* BEGIN *

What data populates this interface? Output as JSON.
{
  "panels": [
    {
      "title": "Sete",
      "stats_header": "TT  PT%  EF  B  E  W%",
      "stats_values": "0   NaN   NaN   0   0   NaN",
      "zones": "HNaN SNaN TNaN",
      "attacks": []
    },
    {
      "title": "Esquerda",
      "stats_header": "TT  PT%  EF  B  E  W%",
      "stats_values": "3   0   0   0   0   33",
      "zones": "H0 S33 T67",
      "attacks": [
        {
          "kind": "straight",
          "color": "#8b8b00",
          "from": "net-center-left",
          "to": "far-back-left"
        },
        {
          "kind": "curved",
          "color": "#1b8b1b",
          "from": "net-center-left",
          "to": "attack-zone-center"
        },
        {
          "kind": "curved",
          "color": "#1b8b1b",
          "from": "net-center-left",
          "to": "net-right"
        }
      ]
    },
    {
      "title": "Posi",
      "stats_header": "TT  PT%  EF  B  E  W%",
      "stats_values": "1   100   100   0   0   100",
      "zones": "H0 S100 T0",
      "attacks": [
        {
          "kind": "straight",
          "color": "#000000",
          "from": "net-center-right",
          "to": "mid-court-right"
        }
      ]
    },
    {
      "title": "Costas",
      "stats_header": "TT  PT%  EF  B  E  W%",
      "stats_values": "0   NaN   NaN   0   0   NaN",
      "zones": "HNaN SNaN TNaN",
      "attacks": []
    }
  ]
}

* END *

TASK OBJECTIVE | Using the data above, print every record exactly as shown.

RESULT FOR THIS EXERCISE |
What data populates this interface? Output as JSON.
{
  "panels": [
    {
      "title": "Sete",
      "stats_header": "TT  PT%  EF  B  E  W%",
      "stats_values": "0   NaN   NaN   0   0   NaN",
      "zones": "HNaN SNaN TNaN",
      "attacks": []
    },
    {
      "title": "Esquerda",
      "stats_header": "TT  PT%  EF  B  E  W%",
      "stats_values": "3   0   0   0   0   33",
      "zones": "H0 S33 T67",
      "attacks": [
        {
          "kind": "straight",
          "color": "#8b8b00",
          "from": "net-center-left",
          "to": "far-back-left"
        },
        {
          "kind": "curved",
          "color": "#1b8b1b",
          "from": "net-center-left",
          "to": "attack-zone-center"
        },
        {
          "kind": "curved",
          "color": "#1b8b1b",
          "from": "net-center-left",
          "to": "net-right"
        }
      ]
    },
    {
      "title": "Posi",
      "stats_header": "TT  PT%  EF  B  E  W%",
      "stats_values": "1   100   100   0   0   100",
      "zones": "H0 S100 T0",
      "attacks": [
        {
          "kind": "straight",
          "color": "#000000",
          "from": "net-center-right",
          "to": "mid-court-right"
        }
      ]
    },
    {
      "title": "Costas",
      "stats_header": "TT  PT%  EF  B  E  W%",
      "stats_values": "0   NaN   NaN   0   0   NaN",
      "zones": "HNaN SNaN TNaN",
      "attacks": []
    }
  ]
}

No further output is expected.